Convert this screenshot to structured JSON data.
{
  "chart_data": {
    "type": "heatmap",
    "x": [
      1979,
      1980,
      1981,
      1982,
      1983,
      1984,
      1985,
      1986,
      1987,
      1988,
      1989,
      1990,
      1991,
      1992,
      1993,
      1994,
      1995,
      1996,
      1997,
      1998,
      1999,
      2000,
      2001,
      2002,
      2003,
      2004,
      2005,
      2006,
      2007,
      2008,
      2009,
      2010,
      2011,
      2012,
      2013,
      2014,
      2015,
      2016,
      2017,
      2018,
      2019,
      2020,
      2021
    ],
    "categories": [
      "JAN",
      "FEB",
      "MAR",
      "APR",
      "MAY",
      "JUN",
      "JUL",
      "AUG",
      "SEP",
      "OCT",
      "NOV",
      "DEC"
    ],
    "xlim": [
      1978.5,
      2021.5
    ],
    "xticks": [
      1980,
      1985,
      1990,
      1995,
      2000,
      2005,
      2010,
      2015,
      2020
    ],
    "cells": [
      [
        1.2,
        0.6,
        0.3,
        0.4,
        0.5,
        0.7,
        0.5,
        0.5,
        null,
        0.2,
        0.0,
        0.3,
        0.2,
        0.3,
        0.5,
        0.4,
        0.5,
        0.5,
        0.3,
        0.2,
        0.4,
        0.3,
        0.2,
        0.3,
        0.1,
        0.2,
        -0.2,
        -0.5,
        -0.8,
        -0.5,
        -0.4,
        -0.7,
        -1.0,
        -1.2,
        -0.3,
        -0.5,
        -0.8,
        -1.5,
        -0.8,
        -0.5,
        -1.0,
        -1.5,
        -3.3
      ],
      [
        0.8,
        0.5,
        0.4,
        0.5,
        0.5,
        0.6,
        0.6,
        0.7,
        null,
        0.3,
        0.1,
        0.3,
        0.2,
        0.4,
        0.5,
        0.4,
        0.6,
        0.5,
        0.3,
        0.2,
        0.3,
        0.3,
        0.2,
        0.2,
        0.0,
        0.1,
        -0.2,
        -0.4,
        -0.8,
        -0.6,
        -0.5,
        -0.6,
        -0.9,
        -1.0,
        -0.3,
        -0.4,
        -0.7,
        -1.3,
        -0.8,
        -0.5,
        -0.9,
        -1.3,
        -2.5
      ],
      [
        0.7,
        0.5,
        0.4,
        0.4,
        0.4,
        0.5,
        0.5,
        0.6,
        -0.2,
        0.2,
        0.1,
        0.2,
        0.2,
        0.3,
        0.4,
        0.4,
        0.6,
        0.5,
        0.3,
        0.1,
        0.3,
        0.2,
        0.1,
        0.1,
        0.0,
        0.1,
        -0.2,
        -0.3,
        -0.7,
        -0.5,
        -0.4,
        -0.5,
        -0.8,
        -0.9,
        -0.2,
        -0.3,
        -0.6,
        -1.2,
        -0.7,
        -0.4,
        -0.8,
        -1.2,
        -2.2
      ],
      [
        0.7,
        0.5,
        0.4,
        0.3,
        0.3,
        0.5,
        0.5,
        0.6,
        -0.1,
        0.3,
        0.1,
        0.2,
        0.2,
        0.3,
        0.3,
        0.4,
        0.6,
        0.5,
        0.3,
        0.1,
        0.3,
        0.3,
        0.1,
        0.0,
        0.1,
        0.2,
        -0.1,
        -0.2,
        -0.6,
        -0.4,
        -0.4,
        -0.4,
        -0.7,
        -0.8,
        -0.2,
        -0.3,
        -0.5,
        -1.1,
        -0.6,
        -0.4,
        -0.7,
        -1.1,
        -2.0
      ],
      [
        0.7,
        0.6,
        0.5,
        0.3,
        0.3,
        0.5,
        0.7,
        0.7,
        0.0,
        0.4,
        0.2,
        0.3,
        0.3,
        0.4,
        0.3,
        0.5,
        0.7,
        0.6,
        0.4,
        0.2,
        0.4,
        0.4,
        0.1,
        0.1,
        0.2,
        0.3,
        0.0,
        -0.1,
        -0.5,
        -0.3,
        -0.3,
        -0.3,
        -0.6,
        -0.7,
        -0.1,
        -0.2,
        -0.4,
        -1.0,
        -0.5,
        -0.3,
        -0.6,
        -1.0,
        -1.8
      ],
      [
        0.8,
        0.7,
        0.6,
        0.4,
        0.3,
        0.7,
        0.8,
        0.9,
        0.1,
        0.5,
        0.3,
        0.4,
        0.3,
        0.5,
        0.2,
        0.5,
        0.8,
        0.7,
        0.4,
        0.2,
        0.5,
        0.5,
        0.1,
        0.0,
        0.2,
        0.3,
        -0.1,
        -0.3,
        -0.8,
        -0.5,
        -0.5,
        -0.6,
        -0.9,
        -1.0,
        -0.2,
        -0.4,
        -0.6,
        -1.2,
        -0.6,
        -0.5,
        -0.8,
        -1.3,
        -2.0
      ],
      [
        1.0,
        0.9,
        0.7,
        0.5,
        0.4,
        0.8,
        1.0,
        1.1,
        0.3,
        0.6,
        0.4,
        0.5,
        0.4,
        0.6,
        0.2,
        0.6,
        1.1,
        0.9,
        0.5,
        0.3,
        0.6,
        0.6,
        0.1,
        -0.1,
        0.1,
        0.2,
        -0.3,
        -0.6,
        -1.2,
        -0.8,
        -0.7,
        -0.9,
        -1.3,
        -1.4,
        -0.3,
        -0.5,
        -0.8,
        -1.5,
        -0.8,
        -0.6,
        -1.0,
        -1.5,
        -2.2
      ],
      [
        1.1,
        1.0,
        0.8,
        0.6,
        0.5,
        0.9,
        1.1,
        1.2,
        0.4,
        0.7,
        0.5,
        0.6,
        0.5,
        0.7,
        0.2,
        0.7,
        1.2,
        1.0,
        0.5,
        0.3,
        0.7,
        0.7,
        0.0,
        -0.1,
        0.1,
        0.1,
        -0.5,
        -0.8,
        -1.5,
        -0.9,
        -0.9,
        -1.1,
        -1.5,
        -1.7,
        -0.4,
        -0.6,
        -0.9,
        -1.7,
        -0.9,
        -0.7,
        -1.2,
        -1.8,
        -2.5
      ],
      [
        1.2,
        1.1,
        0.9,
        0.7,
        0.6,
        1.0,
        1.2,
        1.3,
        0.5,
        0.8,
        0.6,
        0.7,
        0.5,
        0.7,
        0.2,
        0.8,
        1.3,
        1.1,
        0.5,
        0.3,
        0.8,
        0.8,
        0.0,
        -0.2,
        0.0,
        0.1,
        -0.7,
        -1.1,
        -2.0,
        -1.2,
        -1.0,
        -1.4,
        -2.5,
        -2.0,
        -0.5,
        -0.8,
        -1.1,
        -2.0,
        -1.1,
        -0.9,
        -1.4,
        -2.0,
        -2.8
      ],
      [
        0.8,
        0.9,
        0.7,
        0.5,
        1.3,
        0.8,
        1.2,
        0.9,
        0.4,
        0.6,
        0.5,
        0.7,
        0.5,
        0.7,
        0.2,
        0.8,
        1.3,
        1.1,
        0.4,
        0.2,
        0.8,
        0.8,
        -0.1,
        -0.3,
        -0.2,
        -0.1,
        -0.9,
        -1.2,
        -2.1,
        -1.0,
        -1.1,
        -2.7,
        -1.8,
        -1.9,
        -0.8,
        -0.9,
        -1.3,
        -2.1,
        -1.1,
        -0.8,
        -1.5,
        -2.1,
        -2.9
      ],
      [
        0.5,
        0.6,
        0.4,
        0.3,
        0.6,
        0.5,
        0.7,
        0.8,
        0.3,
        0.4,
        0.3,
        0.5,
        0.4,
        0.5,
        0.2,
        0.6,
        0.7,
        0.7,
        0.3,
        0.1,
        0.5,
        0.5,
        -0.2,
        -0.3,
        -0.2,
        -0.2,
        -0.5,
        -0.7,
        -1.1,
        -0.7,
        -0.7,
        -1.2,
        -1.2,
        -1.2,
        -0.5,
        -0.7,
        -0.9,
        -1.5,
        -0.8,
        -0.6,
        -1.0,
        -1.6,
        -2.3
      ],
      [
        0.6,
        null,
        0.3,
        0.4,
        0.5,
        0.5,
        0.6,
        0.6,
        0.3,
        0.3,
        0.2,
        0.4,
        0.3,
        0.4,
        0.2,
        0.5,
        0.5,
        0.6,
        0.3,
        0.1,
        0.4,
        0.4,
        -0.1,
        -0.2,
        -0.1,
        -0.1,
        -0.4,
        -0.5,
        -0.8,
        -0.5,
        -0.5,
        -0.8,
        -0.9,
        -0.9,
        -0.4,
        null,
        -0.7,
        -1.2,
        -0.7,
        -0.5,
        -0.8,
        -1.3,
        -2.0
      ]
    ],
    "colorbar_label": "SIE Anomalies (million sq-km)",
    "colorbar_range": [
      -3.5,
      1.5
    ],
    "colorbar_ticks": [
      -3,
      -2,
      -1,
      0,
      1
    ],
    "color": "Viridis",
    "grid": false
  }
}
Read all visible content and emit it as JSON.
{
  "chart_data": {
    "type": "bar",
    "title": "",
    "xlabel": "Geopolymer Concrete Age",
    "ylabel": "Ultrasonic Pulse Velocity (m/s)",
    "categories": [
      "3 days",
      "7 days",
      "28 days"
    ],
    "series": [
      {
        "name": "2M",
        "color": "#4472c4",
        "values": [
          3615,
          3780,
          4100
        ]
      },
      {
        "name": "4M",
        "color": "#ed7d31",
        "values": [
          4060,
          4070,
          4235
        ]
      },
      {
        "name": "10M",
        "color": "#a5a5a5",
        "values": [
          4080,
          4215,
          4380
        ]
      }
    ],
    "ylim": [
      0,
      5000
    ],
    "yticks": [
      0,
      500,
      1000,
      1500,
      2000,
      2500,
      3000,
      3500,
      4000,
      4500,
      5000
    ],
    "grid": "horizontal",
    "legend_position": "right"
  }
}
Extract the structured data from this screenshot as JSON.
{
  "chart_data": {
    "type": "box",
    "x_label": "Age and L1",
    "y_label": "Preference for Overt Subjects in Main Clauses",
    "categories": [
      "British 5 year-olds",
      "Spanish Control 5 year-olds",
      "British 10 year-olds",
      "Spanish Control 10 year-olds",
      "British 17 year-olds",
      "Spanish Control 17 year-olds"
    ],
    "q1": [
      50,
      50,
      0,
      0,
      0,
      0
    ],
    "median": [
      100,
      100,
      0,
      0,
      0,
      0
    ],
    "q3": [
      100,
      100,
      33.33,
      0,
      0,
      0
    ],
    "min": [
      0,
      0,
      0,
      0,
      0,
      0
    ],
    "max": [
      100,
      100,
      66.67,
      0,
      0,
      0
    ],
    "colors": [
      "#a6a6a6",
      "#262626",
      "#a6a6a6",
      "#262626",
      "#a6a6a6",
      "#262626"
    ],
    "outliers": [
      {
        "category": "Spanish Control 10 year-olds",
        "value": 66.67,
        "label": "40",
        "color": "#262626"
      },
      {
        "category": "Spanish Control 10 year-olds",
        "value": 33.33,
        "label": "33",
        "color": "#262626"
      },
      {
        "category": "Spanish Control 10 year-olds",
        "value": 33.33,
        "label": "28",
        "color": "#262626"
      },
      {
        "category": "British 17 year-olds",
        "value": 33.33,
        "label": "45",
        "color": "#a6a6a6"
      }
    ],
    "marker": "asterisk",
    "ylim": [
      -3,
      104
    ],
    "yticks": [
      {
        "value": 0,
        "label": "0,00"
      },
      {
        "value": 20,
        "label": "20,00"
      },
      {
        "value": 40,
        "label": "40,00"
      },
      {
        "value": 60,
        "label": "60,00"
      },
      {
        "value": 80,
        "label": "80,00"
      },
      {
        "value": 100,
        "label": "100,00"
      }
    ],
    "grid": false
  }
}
++++++++++++++++++++
WHAT YOU HAVE TO DO
Within the listing above, find every line containing the string "olds" and return it.

RESULT BELOW
      "British 5 year-olds",
      "Spanish Control 5 year-olds",
      "British 10 year-olds",
      "Spanish Control 10 year-olds",
      "British 17 year-olds",
      "Spanish Control 17 year-olds"
        "category": "Spanish Control 10 year-olds",
        "category": "Spanish Control 10 year-olds",
        "category": "Spanish Control 10 year-olds",
        "category": "British 17 year-olds",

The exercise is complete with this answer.